[Begin]
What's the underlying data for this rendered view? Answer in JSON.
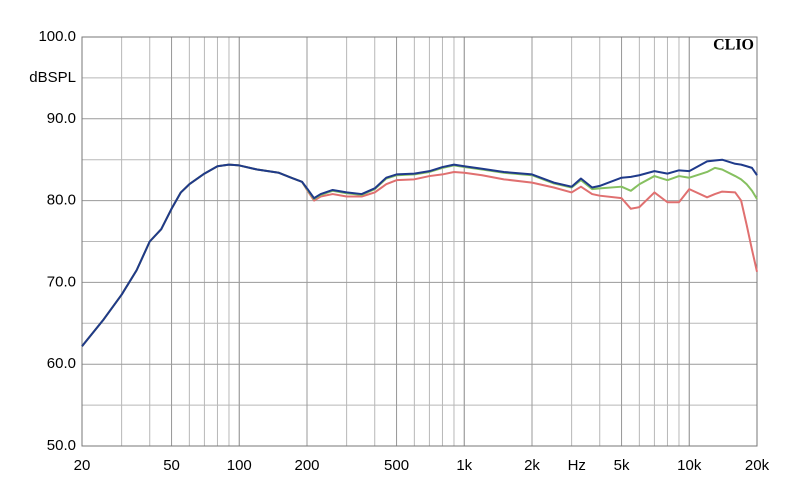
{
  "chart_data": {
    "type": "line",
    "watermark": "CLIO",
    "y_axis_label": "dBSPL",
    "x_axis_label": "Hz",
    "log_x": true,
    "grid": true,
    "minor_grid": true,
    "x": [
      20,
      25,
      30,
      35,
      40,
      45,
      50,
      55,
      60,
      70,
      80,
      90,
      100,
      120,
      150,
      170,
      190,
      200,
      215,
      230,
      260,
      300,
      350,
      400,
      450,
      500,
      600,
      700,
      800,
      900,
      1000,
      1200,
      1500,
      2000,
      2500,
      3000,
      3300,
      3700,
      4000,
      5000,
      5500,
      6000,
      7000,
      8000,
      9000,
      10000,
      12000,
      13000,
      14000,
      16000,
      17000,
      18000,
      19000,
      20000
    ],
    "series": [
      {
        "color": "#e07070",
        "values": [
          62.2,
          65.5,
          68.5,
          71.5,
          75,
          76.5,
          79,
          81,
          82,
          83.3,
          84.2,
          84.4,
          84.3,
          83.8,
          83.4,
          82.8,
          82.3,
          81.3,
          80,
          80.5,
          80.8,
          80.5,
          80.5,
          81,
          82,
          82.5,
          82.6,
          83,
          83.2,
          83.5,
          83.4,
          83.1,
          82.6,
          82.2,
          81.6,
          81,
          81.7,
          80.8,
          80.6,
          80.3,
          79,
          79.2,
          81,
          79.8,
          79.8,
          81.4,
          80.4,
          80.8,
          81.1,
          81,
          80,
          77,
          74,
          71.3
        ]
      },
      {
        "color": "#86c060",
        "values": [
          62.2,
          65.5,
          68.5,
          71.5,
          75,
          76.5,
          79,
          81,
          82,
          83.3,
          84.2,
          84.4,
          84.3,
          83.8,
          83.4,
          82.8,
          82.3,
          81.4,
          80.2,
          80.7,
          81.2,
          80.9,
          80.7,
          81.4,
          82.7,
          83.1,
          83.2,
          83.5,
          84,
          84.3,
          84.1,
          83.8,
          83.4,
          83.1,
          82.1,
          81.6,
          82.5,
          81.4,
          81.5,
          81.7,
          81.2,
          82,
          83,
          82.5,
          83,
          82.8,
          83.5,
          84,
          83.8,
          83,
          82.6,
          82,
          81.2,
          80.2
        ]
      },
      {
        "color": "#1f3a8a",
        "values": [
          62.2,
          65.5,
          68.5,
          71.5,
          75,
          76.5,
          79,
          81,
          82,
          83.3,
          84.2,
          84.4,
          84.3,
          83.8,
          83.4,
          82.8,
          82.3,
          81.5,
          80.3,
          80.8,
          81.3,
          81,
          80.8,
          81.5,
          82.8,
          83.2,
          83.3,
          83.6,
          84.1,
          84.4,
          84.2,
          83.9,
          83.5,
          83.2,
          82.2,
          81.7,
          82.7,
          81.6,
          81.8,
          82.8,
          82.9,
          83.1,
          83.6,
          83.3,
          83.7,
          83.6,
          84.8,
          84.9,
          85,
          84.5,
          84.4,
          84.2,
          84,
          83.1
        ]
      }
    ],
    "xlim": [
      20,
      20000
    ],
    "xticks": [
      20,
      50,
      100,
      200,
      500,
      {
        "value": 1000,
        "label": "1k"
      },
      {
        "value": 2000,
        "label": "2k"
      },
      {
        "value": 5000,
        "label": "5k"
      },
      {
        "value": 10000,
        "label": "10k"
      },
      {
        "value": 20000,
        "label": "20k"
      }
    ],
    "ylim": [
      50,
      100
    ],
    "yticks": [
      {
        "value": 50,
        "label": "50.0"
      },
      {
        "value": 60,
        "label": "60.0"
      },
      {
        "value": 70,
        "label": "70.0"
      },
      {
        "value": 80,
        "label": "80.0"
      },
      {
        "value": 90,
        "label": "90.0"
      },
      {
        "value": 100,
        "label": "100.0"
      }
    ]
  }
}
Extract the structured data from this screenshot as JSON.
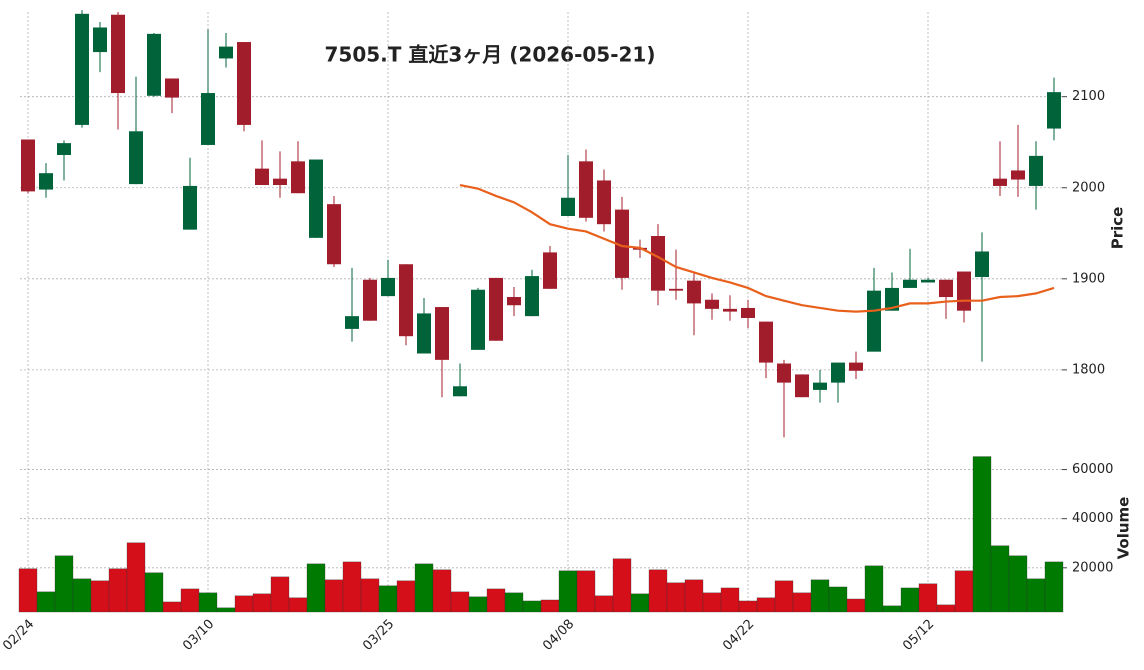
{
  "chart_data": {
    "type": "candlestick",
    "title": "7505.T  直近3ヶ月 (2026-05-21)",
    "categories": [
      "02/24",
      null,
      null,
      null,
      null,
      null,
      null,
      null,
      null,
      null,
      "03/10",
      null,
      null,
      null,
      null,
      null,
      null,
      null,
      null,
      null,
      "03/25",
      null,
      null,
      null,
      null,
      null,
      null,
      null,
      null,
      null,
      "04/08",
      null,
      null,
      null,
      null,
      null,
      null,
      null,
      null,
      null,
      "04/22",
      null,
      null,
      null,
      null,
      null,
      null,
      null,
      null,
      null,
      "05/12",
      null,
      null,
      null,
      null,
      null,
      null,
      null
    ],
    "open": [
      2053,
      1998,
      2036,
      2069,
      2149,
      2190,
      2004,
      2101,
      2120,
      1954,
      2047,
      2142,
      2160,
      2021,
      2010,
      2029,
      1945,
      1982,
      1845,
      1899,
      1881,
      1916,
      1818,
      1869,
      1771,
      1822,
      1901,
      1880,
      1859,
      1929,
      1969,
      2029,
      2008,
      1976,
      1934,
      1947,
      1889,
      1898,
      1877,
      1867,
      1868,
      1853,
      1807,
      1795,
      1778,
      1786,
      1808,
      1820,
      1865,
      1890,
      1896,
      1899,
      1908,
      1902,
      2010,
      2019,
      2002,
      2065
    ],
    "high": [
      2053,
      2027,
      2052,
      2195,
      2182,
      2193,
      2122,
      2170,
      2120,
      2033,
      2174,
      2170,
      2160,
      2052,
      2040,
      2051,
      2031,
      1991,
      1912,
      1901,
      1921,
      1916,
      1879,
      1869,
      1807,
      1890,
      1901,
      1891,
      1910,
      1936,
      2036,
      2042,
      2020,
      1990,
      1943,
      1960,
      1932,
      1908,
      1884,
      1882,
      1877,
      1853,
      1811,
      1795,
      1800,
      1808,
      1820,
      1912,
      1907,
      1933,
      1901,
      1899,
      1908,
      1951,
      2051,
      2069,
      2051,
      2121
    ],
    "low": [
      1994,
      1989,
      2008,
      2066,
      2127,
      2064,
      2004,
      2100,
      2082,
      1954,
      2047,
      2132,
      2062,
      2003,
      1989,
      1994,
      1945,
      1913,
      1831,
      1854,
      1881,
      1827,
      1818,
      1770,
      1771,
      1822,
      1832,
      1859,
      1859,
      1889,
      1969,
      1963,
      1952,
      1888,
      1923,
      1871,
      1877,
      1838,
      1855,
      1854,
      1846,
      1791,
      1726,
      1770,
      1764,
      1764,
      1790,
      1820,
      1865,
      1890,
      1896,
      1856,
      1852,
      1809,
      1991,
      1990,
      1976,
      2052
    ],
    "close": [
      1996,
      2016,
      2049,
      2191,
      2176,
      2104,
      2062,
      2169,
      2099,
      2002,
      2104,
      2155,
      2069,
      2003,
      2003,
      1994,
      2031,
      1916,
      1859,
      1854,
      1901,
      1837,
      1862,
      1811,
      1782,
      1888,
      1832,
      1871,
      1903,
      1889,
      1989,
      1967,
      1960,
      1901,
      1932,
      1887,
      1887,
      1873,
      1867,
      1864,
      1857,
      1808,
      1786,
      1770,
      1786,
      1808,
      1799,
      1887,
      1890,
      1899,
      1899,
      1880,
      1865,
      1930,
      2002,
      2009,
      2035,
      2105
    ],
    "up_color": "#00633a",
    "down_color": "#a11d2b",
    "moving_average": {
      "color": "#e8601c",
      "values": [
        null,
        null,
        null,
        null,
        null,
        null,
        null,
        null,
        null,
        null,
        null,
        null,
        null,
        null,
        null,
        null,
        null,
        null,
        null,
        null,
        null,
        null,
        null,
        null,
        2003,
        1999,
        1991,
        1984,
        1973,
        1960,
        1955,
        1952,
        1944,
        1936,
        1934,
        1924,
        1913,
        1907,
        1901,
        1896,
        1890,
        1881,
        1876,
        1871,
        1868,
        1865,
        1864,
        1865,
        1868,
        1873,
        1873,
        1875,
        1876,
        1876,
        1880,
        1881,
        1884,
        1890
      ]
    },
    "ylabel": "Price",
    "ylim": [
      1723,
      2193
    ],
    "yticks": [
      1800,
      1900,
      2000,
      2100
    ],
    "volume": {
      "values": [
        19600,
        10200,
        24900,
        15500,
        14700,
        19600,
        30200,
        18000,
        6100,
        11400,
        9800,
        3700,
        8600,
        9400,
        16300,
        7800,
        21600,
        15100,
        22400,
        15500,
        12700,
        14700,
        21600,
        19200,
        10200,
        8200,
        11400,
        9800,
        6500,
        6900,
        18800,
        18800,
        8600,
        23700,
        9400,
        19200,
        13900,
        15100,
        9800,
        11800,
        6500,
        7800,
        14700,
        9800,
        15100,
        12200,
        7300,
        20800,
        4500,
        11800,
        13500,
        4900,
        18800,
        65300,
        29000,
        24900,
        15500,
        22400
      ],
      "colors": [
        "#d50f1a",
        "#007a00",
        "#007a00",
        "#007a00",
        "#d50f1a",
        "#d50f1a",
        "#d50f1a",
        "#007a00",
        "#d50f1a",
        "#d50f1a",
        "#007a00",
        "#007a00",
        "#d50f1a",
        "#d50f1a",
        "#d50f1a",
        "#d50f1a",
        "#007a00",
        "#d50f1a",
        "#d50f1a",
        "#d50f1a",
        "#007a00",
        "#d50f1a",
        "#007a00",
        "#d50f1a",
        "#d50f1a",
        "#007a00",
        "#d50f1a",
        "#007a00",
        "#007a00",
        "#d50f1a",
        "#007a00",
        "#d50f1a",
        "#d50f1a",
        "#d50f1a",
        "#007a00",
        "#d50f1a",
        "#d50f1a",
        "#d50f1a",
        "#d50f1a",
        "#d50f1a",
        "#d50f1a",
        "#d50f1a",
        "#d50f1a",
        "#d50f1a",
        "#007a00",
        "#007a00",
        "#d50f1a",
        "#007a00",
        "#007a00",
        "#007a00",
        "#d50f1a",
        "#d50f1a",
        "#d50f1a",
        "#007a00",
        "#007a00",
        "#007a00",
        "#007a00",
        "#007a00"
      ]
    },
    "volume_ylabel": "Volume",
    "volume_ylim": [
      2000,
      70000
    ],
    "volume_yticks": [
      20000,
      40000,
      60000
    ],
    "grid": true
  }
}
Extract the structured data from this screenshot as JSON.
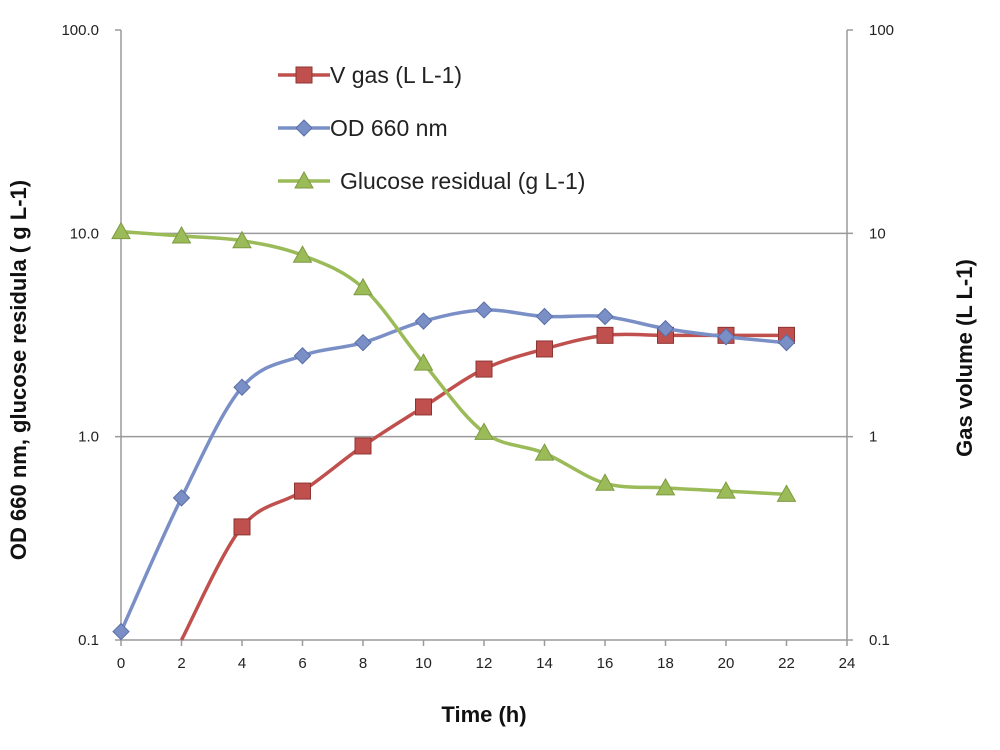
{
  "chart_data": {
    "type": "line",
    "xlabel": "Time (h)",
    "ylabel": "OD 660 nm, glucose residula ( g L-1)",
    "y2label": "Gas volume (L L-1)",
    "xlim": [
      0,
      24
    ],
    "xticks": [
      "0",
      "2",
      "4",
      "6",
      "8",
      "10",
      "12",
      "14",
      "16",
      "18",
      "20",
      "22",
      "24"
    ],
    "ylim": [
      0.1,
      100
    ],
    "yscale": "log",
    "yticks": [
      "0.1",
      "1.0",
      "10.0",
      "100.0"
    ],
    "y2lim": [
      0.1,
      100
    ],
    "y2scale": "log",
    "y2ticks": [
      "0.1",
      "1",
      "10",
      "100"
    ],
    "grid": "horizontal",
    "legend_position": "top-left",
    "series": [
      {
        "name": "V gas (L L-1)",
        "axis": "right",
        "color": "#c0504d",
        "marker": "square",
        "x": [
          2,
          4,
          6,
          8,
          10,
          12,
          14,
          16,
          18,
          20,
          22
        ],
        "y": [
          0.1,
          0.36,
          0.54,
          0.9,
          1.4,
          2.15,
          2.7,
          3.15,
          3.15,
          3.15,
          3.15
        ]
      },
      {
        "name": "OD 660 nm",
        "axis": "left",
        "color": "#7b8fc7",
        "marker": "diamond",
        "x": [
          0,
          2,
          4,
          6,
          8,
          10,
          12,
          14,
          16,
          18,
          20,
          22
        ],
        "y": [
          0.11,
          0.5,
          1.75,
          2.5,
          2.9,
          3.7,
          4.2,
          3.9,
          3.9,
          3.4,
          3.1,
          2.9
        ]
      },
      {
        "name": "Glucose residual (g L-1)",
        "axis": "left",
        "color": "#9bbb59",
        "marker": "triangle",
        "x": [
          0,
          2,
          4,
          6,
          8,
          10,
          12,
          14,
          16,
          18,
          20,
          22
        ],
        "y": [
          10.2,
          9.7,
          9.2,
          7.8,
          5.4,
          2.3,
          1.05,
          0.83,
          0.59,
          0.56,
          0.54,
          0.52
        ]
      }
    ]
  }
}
[End]
## DESCRIPTION OF THE TASK
Among the lines of the material above, how many include the string "true"? Report only that number.

## RESULT
4